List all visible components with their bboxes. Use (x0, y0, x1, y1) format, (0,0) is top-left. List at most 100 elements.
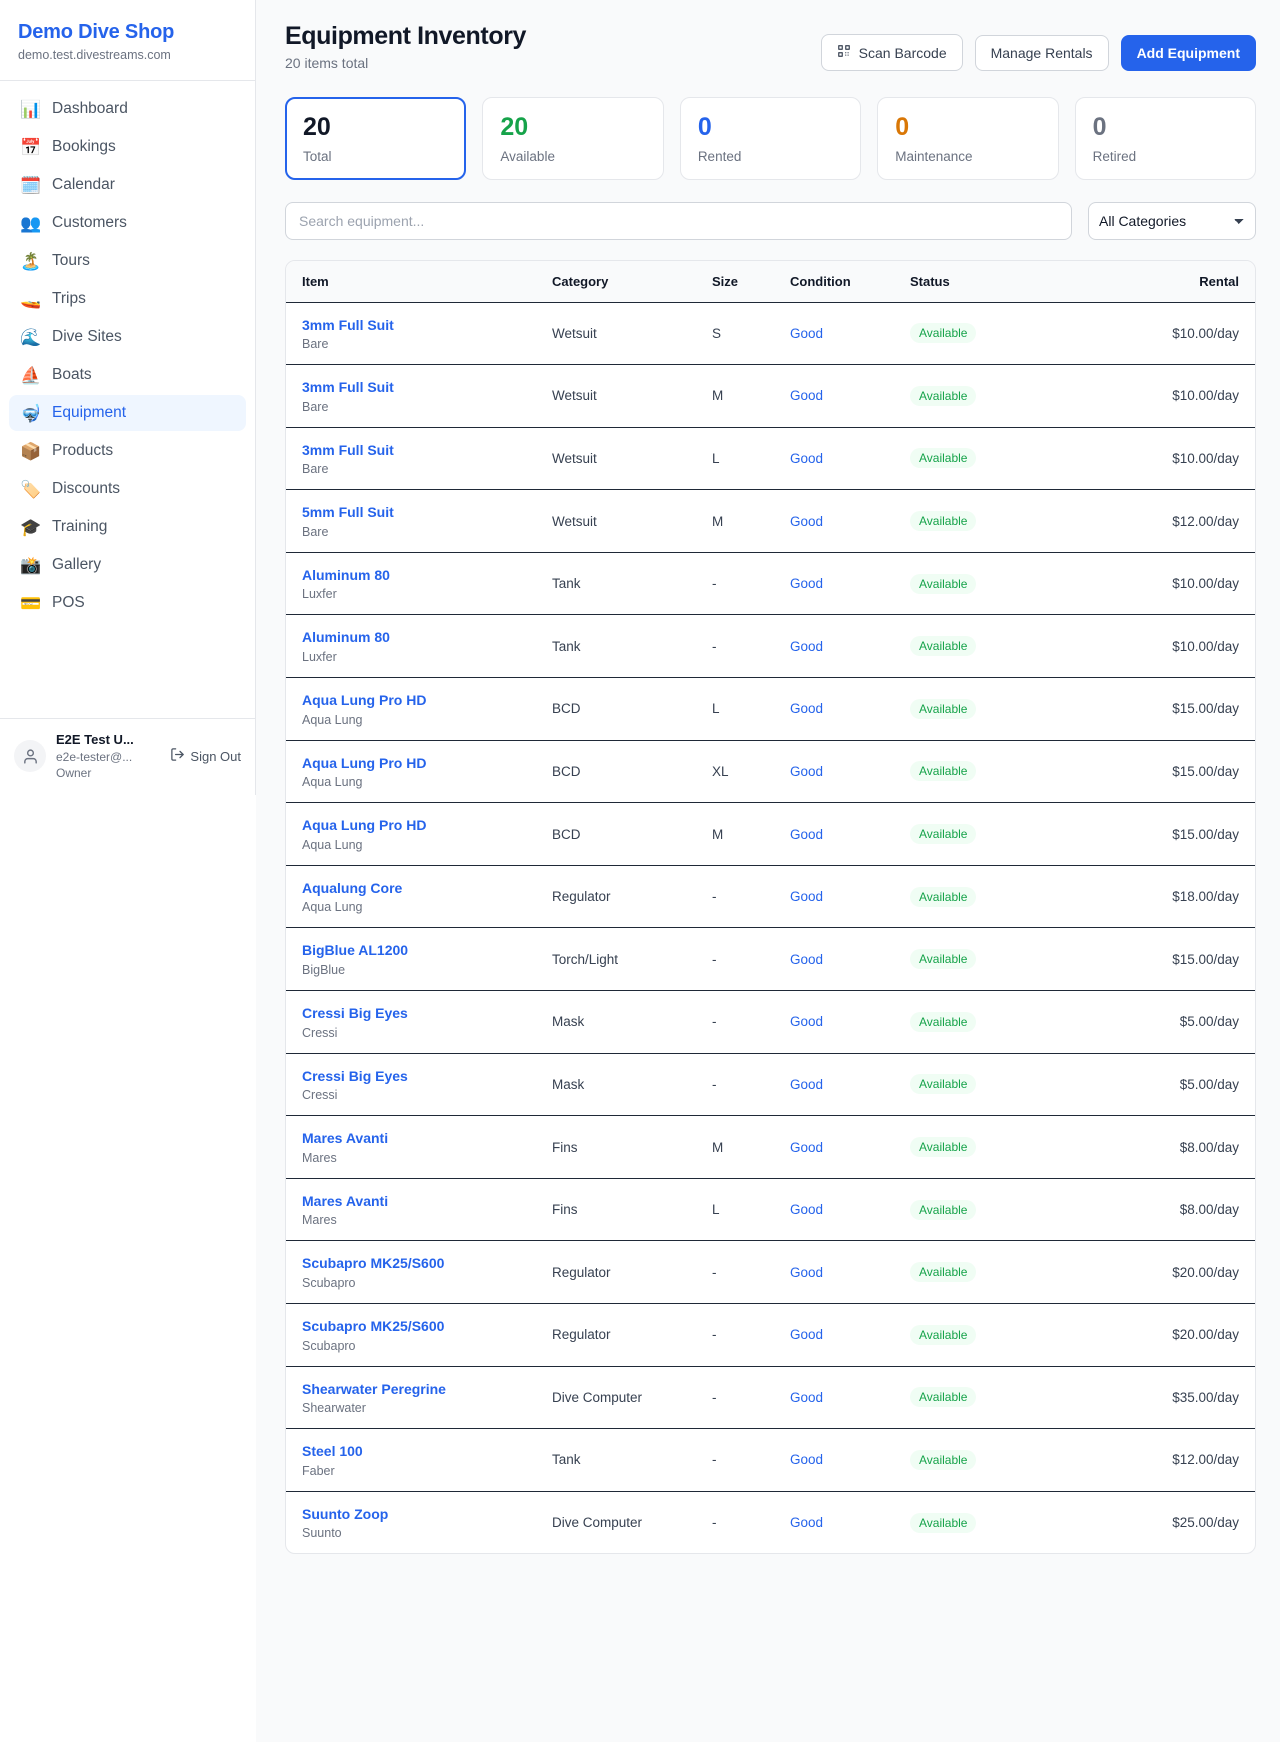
condition-link[interactable]: Good (790, 1139, 824, 1155)
item-link[interactable]: Aqua Lung Pro HD (302, 817, 427, 834)
item-link[interactable]: Cressi Big Eyes (302, 1005, 408, 1022)
item-link[interactable]: Aluminum 80 (302, 629, 390, 646)
table-row[interactable]: 3mm Full Suit Bare Wetsuit S Good Available $1… (286, 302, 1255, 366)
people-icon: 👥 (20, 213, 42, 233)
cell-size: - (696, 1366, 774, 1430)
stat-card-total[interactable]: 20 Total (285, 97, 467, 180)
cell-item: Aluminum 80 Luxfer (286, 614, 536, 679)
condition-link[interactable]: Good (790, 1452, 824, 1468)
stat-card-retired[interactable]: 0 Retired (1074, 97, 1257, 180)
stat-label: Total (303, 148, 332, 164)
item-link[interactable]: Suunto Zoop (302, 1505, 389, 1522)
sidebar-item-gallery[interactable]: 📸 Gallery (9, 547, 246, 583)
item-link[interactable]: Scubapro MK25/S600 (302, 1318, 445, 1334)
sidebar-item-equipment[interactable]: 🤿 Equipment (9, 395, 246, 431)
category-filter-select[interactable]: All Categories (1088, 201, 1256, 240)
search-input[interactable] (285, 201, 1072, 240)
table-row[interactable]: Steel 100 Faber Tank - Good Available $12.00/d… (286, 1428, 1255, 1492)
cell-category: Tank (536, 552, 696, 616)
item-link[interactable]: 3mm Full Suit (302, 316, 394, 333)
stat-value: 0 (697, 113, 712, 141)
condition-link[interactable]: Good (790, 388, 824, 404)
condition-link[interactable]: Good (790, 763, 824, 779)
condition-link[interactable]: Good (790, 325, 824, 341)
table-row[interactable]: Mares Avanti Mares Fins M Good Available $8.00… (286, 1115, 1255, 1179)
table-row[interactable]: BigBlue AL1200 BigBlue Torch/Light - Good Ava… (286, 927, 1255, 992)
condition-link[interactable]: Good (790, 826, 824, 842)
table-row[interactable]: Aqua Lung Pro HD Aqua Lung BCD L Good Availab… (286, 677, 1255, 741)
condition-link[interactable]: Good (790, 889, 824, 905)
condition-link[interactable]: Good (790, 1076, 824, 1092)
sidebar-item-dashboard[interactable]: 📊 Dashboard (9, 91, 246, 127)
manage-rentals-button[interactable]: Manage Rentals (974, 34, 1109, 71)
item-link[interactable]: Scubapro MK25/S600 (302, 1255, 445, 1272)
table-row[interactable]: Aqualung Core Aqua Lung Regulator - Good Avai… (286, 865, 1255, 929)
table-row[interactable]: 3mm Full Suit Bare Wetsuit M Good Available $1… (286, 364, 1255, 428)
item-link[interactable]: 3mm Full Suit (302, 441, 394, 458)
sidebar-item-training[interactable]: 🎓 Training (9, 509, 246, 545)
add-equipment-button[interactable]: Add Equipment (1120, 34, 1256, 71)
item-link[interactable]: Aqua Lung Pro HD (302, 754, 427, 771)
item-link[interactable]: Aluminum 80 (302, 566, 390, 583)
table-row[interactable]: 3mm Full Suit Bare Wetsuit L Good Available $1… (286, 427, 1255, 491)
sidebar-item-dive-sites[interactable]: 🌊 Dive Sites (9, 319, 246, 355)
table-row[interactable]: Aqua Lung Pro HD Aqua Lung BCD M Good Availab… (286, 802, 1255, 866)
table-row[interactable]: Aluminum 80 Luxfer Tank - Good Available $10.0… (286, 552, 1255, 616)
scan-barcode-button[interactable]: Scan Barcode (820, 34, 963, 71)
sidebar-item-label: Products (52, 442, 114, 459)
stat-card-rented[interactable]: 0 Rented (679, 97, 862, 180)
item-link[interactable]: BigBlue AL1200 (302, 942, 409, 959)
status-badge: Available (910, 385, 977, 406)
item-link[interactable]: Steel 100 (302, 1443, 363, 1460)
item-link[interactable]: Mares Avanti (302, 1130, 389, 1147)
condition-link[interactable]: Good (790, 638, 824, 654)
sidebar-item-tours[interactable]: 🏝️ Tours (9, 243, 246, 279)
brand-header[interactable]: Demo Dive Shop demo.test.divestreams.com (0, 0, 255, 81)
sign-out-button[interactable]: Sign Out (170, 747, 241, 765)
sidebar-item-bookings[interactable]: 📅 Bookings (9, 129, 246, 165)
table-row[interactable]: Mares Avanti Mares Fins L Good Available $8.00… (286, 1178, 1255, 1242)
credit-card-icon: 💳 (20, 593, 42, 613)
table-row[interactable]: Shearwater Peregrine Shearwater Dive Compu… (286, 1366, 1255, 1430)
item-link[interactable]: 5mm Full Suit (302, 504, 394, 521)
cell-size: S (696, 302, 774, 366)
table-row[interactable]: Aluminum 80 Luxfer Tank - Good Available $10.0… (286, 614, 1255, 679)
sidebar-item-products[interactable]: 📦 Products (9, 433, 246, 469)
condition-link[interactable]: Good (790, 1202, 824, 1218)
sidebar-item-calendar[interactable]: 🗓️ Calendar (9, 167, 246, 203)
condition-link[interactable]: Good (790, 450, 824, 466)
item-link[interactable]: Cressi Big Eyes (302, 1067, 408, 1084)
item-link[interactable]: Shearwater Peregrine (302, 1380, 446, 1397)
table-row[interactable]: Cressi Big Eyes Cressi Mask - Good Available $… (286, 990, 1255, 1054)
condition-link[interactable]: Good (790, 701, 824, 717)
stat-card-maintenance[interactable]: 0 Maintenance (877, 97, 1059, 180)
cell-rental: $5.00/day (1054, 990, 1255, 1054)
sidebar-item-customers[interactable]: 👥 Customers (9, 205, 246, 241)
table-row[interactable]: Cressi Big Eyes Cressi Mask - Good Available $… (286, 1053, 1255, 1117)
condition-link[interactable]: Good (790, 1264, 824, 1280)
item-link[interactable]: Aqua Lung Pro HD (302, 692, 427, 709)
condition-link[interactable]: Good (790, 1389, 824, 1405)
sidebar-item-trips[interactable]: 🚤 Trips (9, 281, 246, 317)
table-row[interactable]: Scubapro MK25/S600 Scubapro Regulator - Good… (286, 1303, 1255, 1367)
condition-link[interactable]: Good (790, 1014, 824, 1030)
item-link[interactable]: Aqualung Core (302, 879, 403, 896)
item-link[interactable]: 3mm Full Suit (302, 379, 394, 396)
package-icon: 📦 (20, 441, 42, 461)
condition-link[interactable]: Good (790, 1327, 824, 1343)
table-row[interactable]: Aqua Lung Pro HD Aqua Lung BCD XL Good Availa… (286, 740, 1255, 804)
page-heading-group: Equipment Inventory 20 items total (285, 22, 526, 71)
table-row[interactable]: 5mm Full Suit Bare Wetsuit M Good Available $1… (286, 489, 1255, 553)
sidebar-item-pos[interactable]: 💳 POS (9, 585, 246, 621)
condition-link[interactable]: Good (790, 576, 824, 592)
sidebar-item-discounts[interactable]: 🏷️ Discounts (9, 471, 246, 507)
table-row[interactable]: Suunto Zoop Suunto Dive Computer - Good Avail… (286, 1491, 1255, 1553)
item-link[interactable]: Mares Avanti (302, 1192, 389, 1209)
stat-card-available[interactable]: 20 Available (482, 97, 664, 180)
condition-link[interactable]: Good (790, 513, 824, 529)
status-badge: Available (910, 1199, 977, 1220)
condition-link[interactable]: Good (790, 951, 824, 967)
condition-link[interactable]: Good (790, 1515, 824, 1531)
table-row[interactable]: Scubapro MK25/S600 Scubapro Regulator - Good… (286, 1240, 1255, 1304)
sidebar-item-boats[interactable]: ⛵ Boats (9, 357, 246, 393)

········

SHORT PROBLEM:
Count the lines in the material above that contain the string "Cressi", matching case exactly, and reply with only the number.

EXERCISE SOLUTION:
4